MATERIAL SHOWN:
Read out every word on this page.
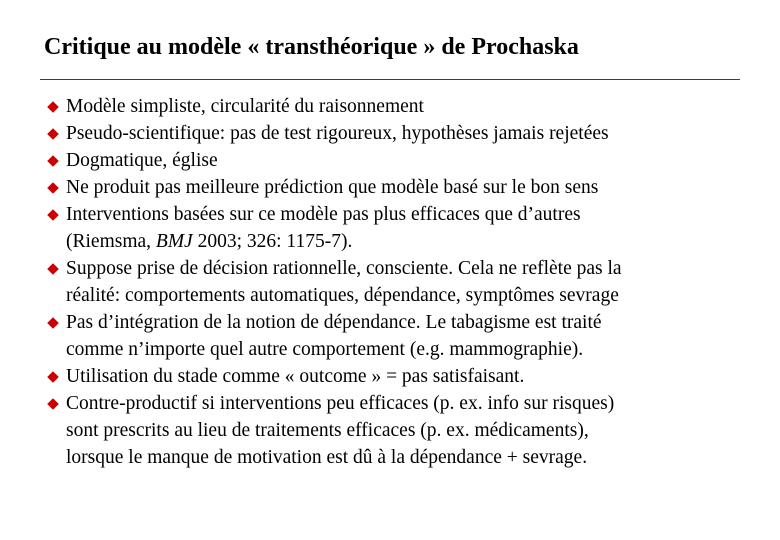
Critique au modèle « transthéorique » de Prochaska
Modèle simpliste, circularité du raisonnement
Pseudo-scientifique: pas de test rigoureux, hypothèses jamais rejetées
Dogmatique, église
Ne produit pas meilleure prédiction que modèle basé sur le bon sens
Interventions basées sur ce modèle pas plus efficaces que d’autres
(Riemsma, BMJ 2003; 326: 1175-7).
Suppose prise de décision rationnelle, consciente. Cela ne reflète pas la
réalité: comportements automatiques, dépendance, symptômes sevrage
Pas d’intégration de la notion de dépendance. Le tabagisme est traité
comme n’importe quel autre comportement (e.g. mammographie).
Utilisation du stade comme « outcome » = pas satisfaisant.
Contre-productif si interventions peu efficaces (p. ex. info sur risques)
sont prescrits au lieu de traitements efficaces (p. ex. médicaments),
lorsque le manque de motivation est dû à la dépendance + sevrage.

...

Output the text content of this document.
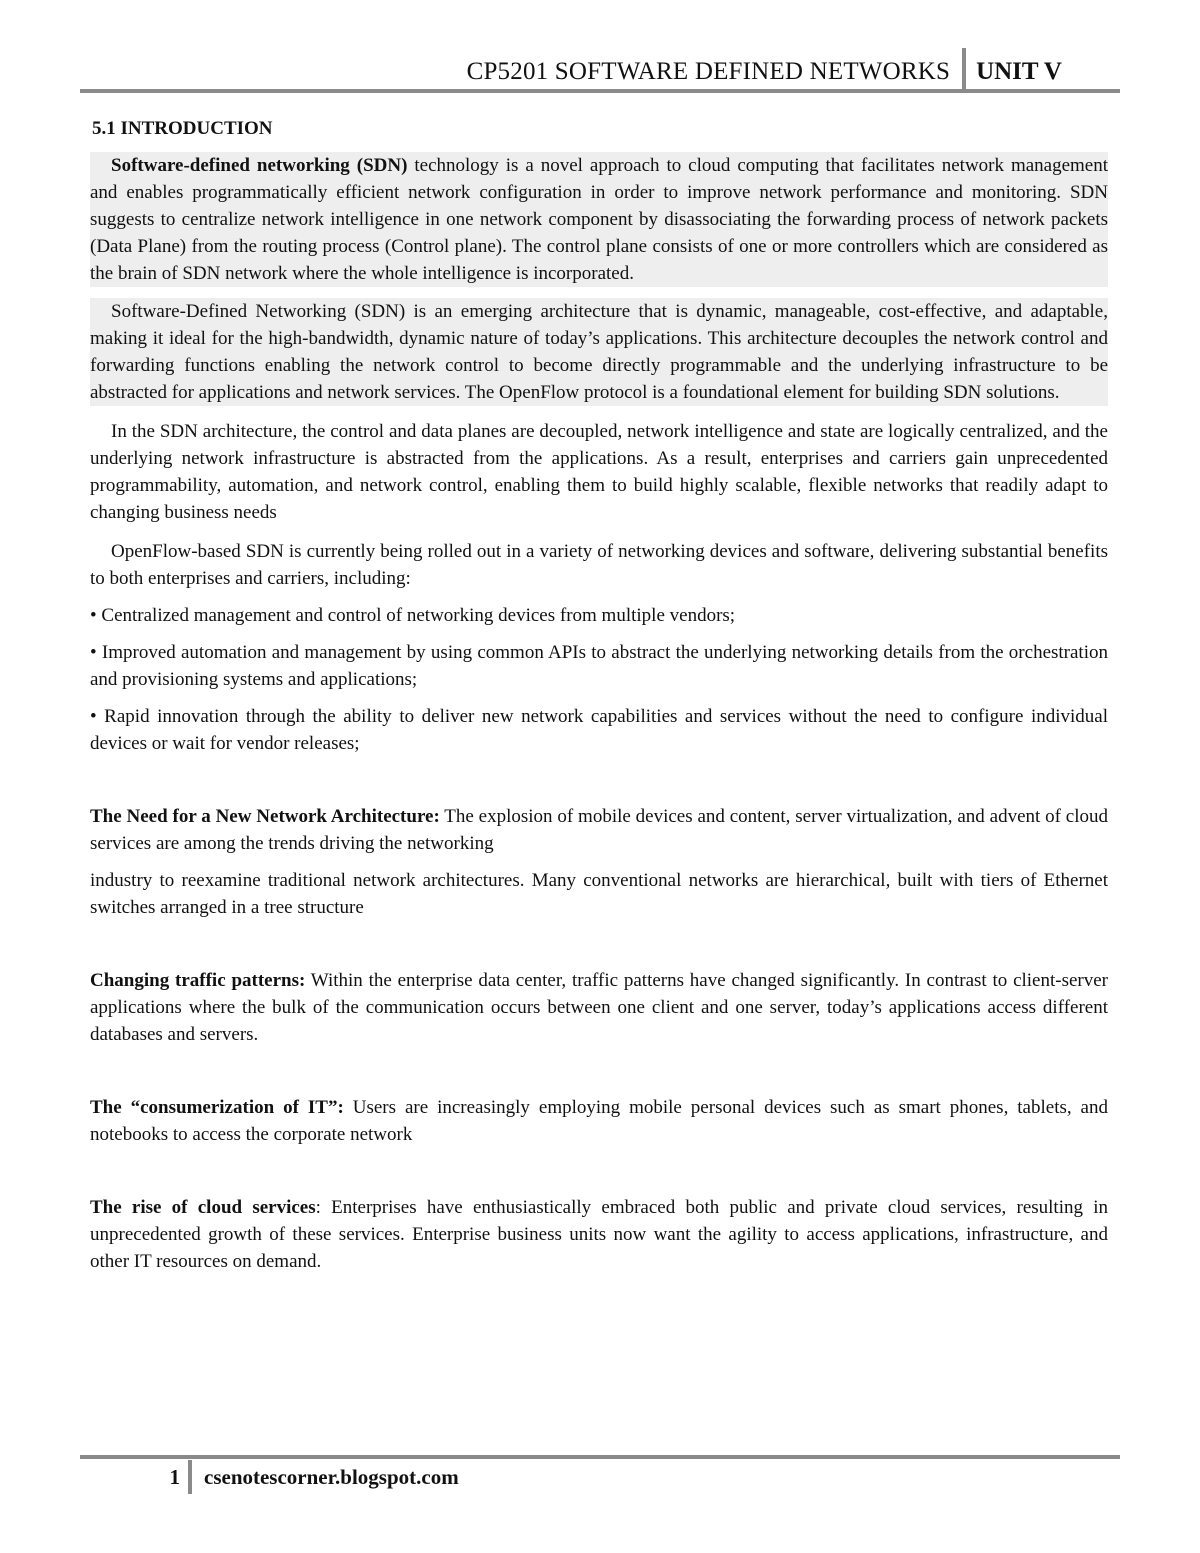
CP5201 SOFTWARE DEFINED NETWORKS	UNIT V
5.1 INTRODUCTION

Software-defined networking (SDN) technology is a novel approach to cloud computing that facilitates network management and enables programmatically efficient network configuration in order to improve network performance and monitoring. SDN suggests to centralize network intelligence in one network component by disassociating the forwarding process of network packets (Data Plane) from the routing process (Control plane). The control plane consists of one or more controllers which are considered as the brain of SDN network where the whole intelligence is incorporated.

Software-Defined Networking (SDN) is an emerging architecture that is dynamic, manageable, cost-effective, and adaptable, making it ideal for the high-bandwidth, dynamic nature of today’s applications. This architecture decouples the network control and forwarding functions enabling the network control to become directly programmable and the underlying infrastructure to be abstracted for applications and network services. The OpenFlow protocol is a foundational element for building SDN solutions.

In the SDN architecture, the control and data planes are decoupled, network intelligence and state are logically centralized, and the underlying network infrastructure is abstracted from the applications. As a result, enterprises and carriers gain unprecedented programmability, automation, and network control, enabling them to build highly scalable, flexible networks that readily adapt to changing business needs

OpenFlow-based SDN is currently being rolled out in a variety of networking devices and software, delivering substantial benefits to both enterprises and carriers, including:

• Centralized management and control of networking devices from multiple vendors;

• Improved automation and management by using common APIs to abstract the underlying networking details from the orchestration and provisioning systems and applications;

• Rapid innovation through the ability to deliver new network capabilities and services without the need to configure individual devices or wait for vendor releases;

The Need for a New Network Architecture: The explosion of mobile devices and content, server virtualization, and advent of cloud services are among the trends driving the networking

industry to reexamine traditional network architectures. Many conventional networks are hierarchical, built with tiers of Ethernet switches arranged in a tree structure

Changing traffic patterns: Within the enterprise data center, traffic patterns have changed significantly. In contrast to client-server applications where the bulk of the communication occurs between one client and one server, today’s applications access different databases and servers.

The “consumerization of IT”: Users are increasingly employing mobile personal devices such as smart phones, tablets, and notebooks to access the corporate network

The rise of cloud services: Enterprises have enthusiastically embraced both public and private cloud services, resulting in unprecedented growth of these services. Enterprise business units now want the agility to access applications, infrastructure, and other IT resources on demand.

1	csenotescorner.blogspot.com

==

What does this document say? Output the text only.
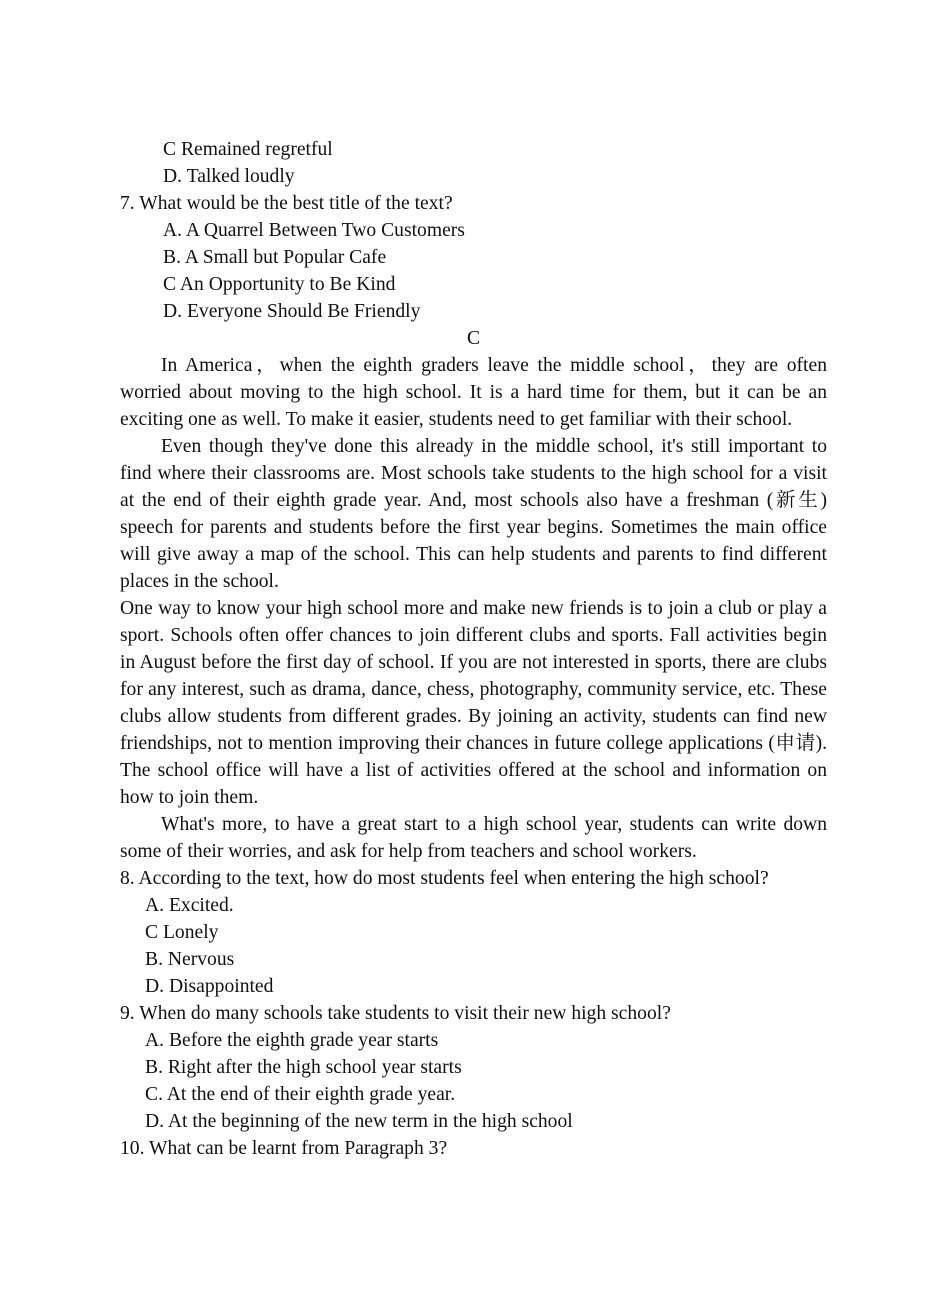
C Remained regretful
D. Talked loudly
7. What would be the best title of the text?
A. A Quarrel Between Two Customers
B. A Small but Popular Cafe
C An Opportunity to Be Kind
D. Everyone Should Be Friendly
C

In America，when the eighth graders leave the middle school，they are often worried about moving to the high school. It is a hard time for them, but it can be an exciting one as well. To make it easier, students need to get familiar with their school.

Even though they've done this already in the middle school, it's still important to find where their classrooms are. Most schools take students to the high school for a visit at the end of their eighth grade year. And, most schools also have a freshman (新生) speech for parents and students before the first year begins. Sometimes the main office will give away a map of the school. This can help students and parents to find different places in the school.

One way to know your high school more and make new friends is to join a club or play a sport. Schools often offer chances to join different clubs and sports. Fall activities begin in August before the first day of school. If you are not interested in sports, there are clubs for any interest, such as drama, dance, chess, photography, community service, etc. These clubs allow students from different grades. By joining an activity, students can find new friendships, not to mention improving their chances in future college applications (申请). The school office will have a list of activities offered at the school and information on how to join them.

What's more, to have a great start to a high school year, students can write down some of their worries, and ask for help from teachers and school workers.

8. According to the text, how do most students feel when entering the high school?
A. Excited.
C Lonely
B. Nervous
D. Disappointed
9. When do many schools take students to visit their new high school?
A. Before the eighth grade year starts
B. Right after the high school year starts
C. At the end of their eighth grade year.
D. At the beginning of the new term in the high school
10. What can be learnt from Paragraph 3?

YOUR GOAL: Pick out the lines containing the string "they".

EXERCISE SOLUTION:
In America，when the eighth graders leave the middle school，they are often worried about moving to the high school. It is a hard time for them, but it can be an exciting one as well. To make it easier, students need to get familiar with their school.
Even though they've done this already in the middle school, it's still important to find where their classrooms are. Most schools take students to the high school for a visit at the end of their eighth grade year. And, most schools also have a freshman (新生) speech for parents and students before the first year begins. Sometimes the main office will give away a map of the school. This can help students and parents to find different places in the school.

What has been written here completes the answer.